Exercise requirements: Repeat all of the rows below word for word, but leave the pictures out.

[Data shown start]

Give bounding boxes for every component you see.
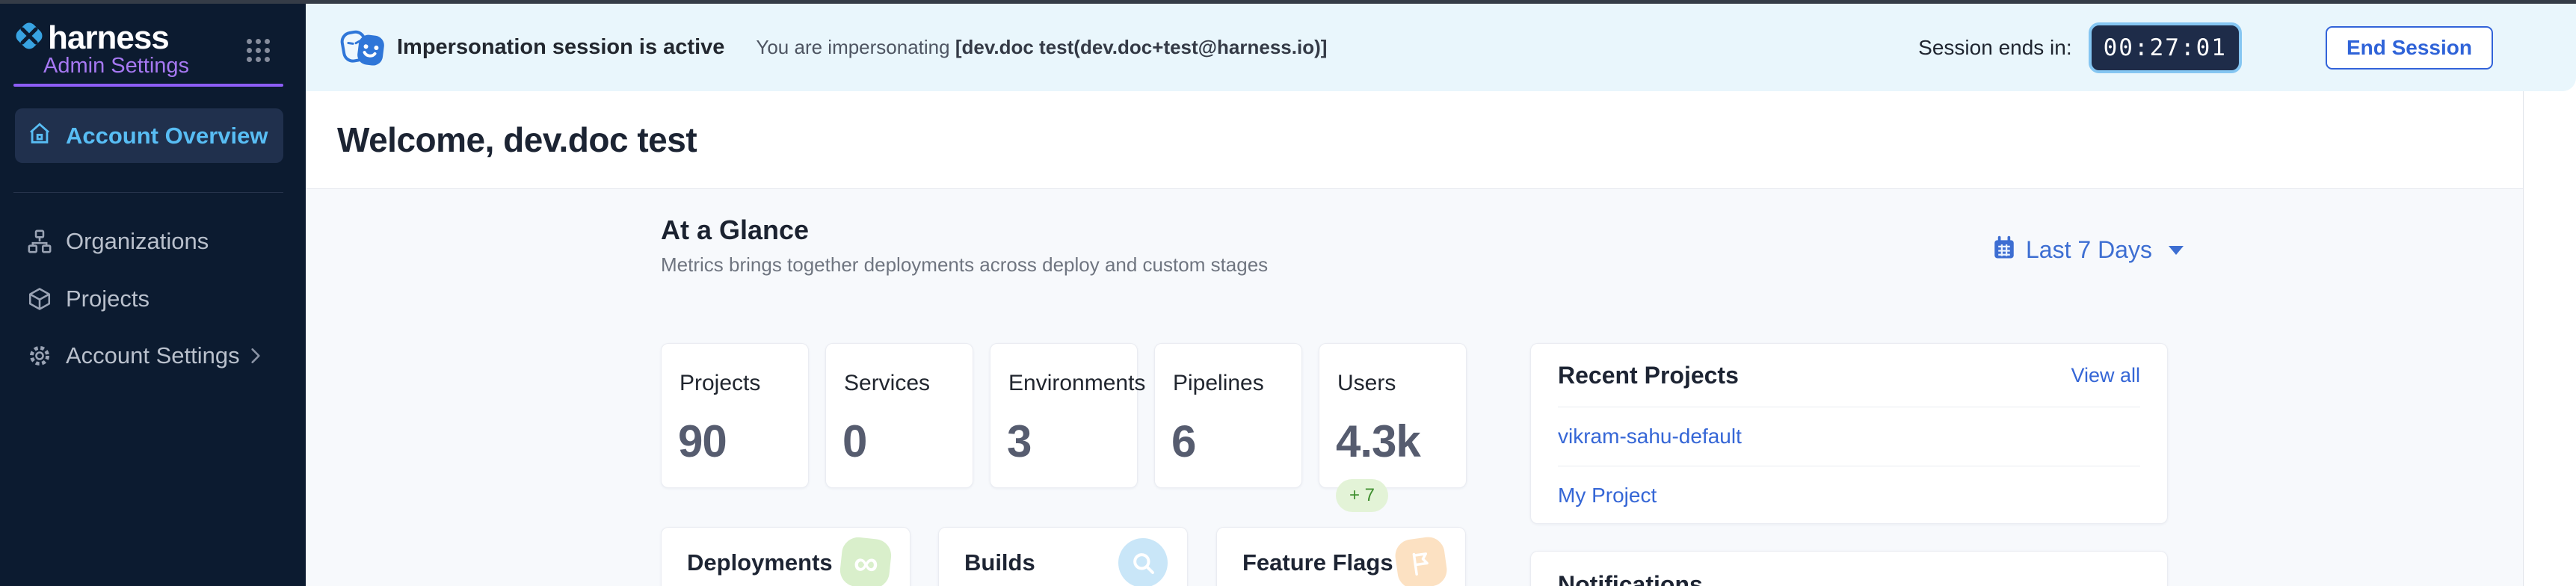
session-controls: Session ends in: 00:27:01 End Session (1918, 22, 2493, 73)
date-range-label: Last 7 Days (2026, 236, 2152, 264)
metric-value: 90 (678, 416, 808, 467)
main-content: At a Glance Metrics brings together depl… (306, 189, 2523, 586)
session-ends-label: Session ends in: (1918, 36, 2071, 60)
harness-logo-icon (12, 16, 46, 59)
module-title: Feature Flags (1242, 549, 1393, 576)
home-icon (27, 121, 52, 150)
sidebar-item-label: Organizations (66, 228, 209, 255)
chevron-right-icon[interactable] (247, 346, 264, 366)
module-title: Deployments (687, 549, 833, 576)
banner-title: Impersonation session is active (397, 35, 724, 60)
sidebar: harness Admin Settings Account Overview (0, 0, 306, 586)
recent-projects-card: Recent Projects View all vikram-sahu-def… (1530, 343, 2168, 524)
module-card-builds[interactable]: Builds (938, 527, 1188, 586)
impersonated-user: [dev.doc test(dev.doc+test@harness.io)] (955, 36, 1328, 58)
sidebar-item-account-settings[interactable]: Account Settings (15, 332, 283, 380)
window-top-strip (0, 0, 2576, 4)
users-delta-badge: + 7 (1336, 479, 1388, 512)
notifications-card: Notifications (1530, 551, 2168, 586)
magnifier-icon (1118, 538, 1168, 586)
brand-underline (13, 84, 283, 87)
caret-down-icon (2169, 246, 2184, 255)
banner-subtitle: You are impersonating [dev.doc test(dev.… (756, 36, 1327, 59)
harness-admin-app: harness Admin Settings Account Overview (0, 0, 2576, 586)
metric-label: Environments (1008, 371, 1137, 396)
flag-icon (1393, 535, 1449, 586)
module-title: Builds (964, 549, 1035, 576)
metric-label: Pipelines (1173, 371, 1301, 396)
sidebar-item-account-overview[interactable]: Account Overview (15, 108, 283, 163)
notifications-title: Notifications (1558, 571, 2167, 586)
project-link-vikram-sahu-default[interactable]: vikram-sahu-default (1558, 407, 2140, 466)
sidebar-item-projects[interactable]: Projects (15, 275, 283, 323)
page-title: Welcome, dev.doc test (337, 120, 697, 160)
sidebar-item-label: Account Settings (66, 342, 240, 369)
metric-value: 0 (842, 416, 973, 467)
metric-card-pipelines[interactable]: Pipelines 6 (1154, 343, 1302, 488)
view-all-link[interactable]: View all (2071, 364, 2140, 387)
page-header: Welcome, dev.doc test (306, 91, 2523, 189)
sidebar-divider (13, 192, 283, 193)
metric-value: 6 (1171, 416, 1301, 467)
date-range-picker[interactable]: Last 7 Days (1991, 235, 2184, 265)
section-title-at-a-glance: At a Glance (661, 215, 809, 246)
cube-icon (27, 286, 52, 312)
scrollbar-gutter[interactable] (2523, 91, 2576, 586)
brand-wordmark: harness (48, 19, 169, 57)
module-card-deployments[interactable]: Deployments ∞ (661, 527, 910, 586)
brand-row: harness (12, 16, 169, 59)
edition-label: Admin Settings (43, 54, 189, 78)
metric-label: Projects (680, 371, 808, 396)
theater-masks-icon (340, 28, 386, 68)
section-subtitle: Metrics brings together deployments acro… (661, 253, 1268, 277)
organizations-icon (27, 229, 52, 254)
sidebar-item-label: Projects (66, 286, 150, 312)
module-card-feature-flags[interactable]: Feature Flags (1216, 527, 1466, 586)
gear-icon (27, 343, 52, 368)
apps-grid-icon[interactable] (247, 39, 270, 62)
pipeline-infinity-icon: ∞ (839, 536, 893, 586)
project-link-my-project[interactable]: My Project (1558, 466, 2140, 525)
metric-label: Users (1337, 371, 1466, 396)
metric-value: 3 (1007, 416, 1137, 467)
sidebar-item-organizations[interactable]: Organizations (15, 218, 283, 265)
metric-card-users[interactable]: Users 4.3k + 7 (1319, 343, 1467, 488)
calendar-icon (1991, 235, 2017, 265)
recent-projects-title: Recent Projects (1558, 362, 1739, 389)
metric-label: Services (844, 371, 973, 396)
metric-card-services[interactable]: Services 0 (825, 343, 973, 488)
sidebar-item-label: Account Overview (66, 123, 268, 149)
metric-card-environments[interactable]: Environments 3 (990, 343, 1138, 488)
end-session-button[interactable]: End Session (2326, 26, 2493, 70)
metric-value: 4.3k (1336, 416, 1466, 467)
session-countdown-timer: 00:27:01 (2089, 22, 2242, 73)
metric-card-projects[interactable]: Projects 90 (661, 343, 809, 488)
impersonation-banner: Impersonation session is active You are … (306, 4, 2576, 91)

[Data shown end]

Full output:
Give bounding boxes for every component you see.
session-controls: Session ends in: 00:27:01 End Session (1918, 22, 2493, 73)
date-range-label: Last 7 Days (2026, 236, 2152, 264)
metric-value: 90 (678, 416, 808, 467)
main-content: At a Glance Metrics brings together depl… (306, 189, 2523, 586)
session-ends-label: Session ends in: (1918, 36, 2071, 60)
harness-logo-icon (12, 16, 46, 59)
module-title: Feature Flags (1242, 549, 1393, 576)
home-icon (27, 121, 52, 150)
sidebar-item-label: Organizations (66, 228, 209, 255)
chevron-right-icon[interactable] (247, 346, 264, 366)
module-title: Deployments (687, 549, 833, 576)
banner-title: Impersonation session is active (397, 35, 724, 60)
sidebar: harness Admin Settings Account Overview (0, 0, 306, 586)
recent-projects-card: Recent Projects View all vikram-sahu-def… (1530, 343, 2168, 524)
module-card-builds[interactable]: Builds (938, 527, 1188, 586)
impersonated-user: [dev.doc test(dev.doc+test@harness.io)] (955, 36, 1328, 58)
sidebar-item-account-settings[interactable]: Account Settings (15, 332, 283, 380)
window-top-strip (0, 0, 2576, 4)
users-delta-badge: + 7 (1336, 479, 1388, 512)
notifications-card: Notifications (1530, 551, 2168, 586)
magnifier-icon (1118, 538, 1168, 586)
brand-underline (13, 84, 283, 87)
caret-down-icon (2169, 246, 2184, 255)
banner-subtitle: You are impersonating [dev.doc test(dev.… (756, 36, 1327, 59)
harness-admin-app: harness Admin Settings Account Overview (0, 0, 2576, 586)
metric-label: Environments (1008, 371, 1137, 396)
flag-icon (1393, 535, 1449, 586)
module-title: Builds (964, 549, 1035, 576)
metric-label: Pipelines (1173, 371, 1301, 396)
sidebar-item-account-overview[interactable]: Account Overview (15, 108, 283, 163)
notifications-title: Notifications (1558, 571, 2167, 586)
project-link-vikram-sahu-default[interactable]: vikram-sahu-default (1558, 407, 2140, 466)
sidebar-item-projects[interactable]: Projects (15, 275, 283, 323)
page-title: Welcome, dev.doc test (337, 120, 697, 160)
sidebar-item-label: Account Settings (66, 342, 240, 369)
metric-value: 0 (842, 416, 973, 467)
metric-card-pipelines[interactable]: Pipelines 6 (1154, 343, 1302, 488)
view-all-link[interactable]: View all (2071, 364, 2140, 387)
page-header: Welcome, dev.doc test (306, 91, 2523, 189)
sidebar-divider (13, 192, 283, 193)
metric-value: 6 (1171, 416, 1301, 467)
date-range-picker[interactable]: Last 7 Days (1991, 235, 2184, 265)
section-title-at-a-glance: At a Glance (661, 215, 809, 246)
cube-icon (27, 286, 52, 312)
scrollbar-gutter[interactable] (2523, 91, 2576, 586)
brand-wordmark: harness (48, 19, 169, 57)
module-card-deployments[interactable]: Deployments ∞ (661, 527, 910, 586)
brand-row: harness (12, 16, 169, 59)
edition-label: Admin Settings (43, 54, 189, 78)
metric-label: Projects (680, 371, 808, 396)
theater-masks-icon (340, 28, 386, 68)
section-subtitle: Metrics brings together deployments acro… (661, 253, 1268, 277)
organizations-icon (27, 229, 52, 254)
sidebar-item-label: Projects (66, 286, 150, 312)
module-card-feature-flags[interactable]: Feature Flags (1216, 527, 1466, 586)
gear-icon (27, 343, 52, 368)
apps-grid-icon[interactable] (247, 39, 270, 62)
pipeline-infinity-icon: ∞ (839, 536, 893, 586)
project-link-my-project[interactable]: My Project (1558, 466, 2140, 525)
metric-label: Users (1337, 371, 1466, 396)
metric-value: 3 (1007, 416, 1137, 467)
sidebar-item-organizations[interactable]: Organizations (15, 218, 283, 265)
metric-card-users[interactable]: Users 4.3k + 7 (1319, 343, 1467, 488)
calendar-icon (1991, 235, 2017, 265)
recent-projects-title: Recent Projects (1558, 362, 1739, 389)
metric-label: Services (844, 371, 973, 396)
metric-card-services[interactable]: Services 0 (825, 343, 973, 488)
sidebar-item-label: Account Overview (66, 123, 268, 149)
metric-card-environments[interactable]: Environments 3 (990, 343, 1138, 488)
end-session-button[interactable]: End Session (2326, 26, 2493, 70)
metric-value: 4.3k (1336, 416, 1466, 467)
session-countdown-timer: 00:27:01 (2089, 22, 2242, 73)
metric-card-projects[interactable]: Projects 90 (661, 343, 809, 488)
impersonation-banner: Impersonation session is active You are … (306, 4, 2576, 91)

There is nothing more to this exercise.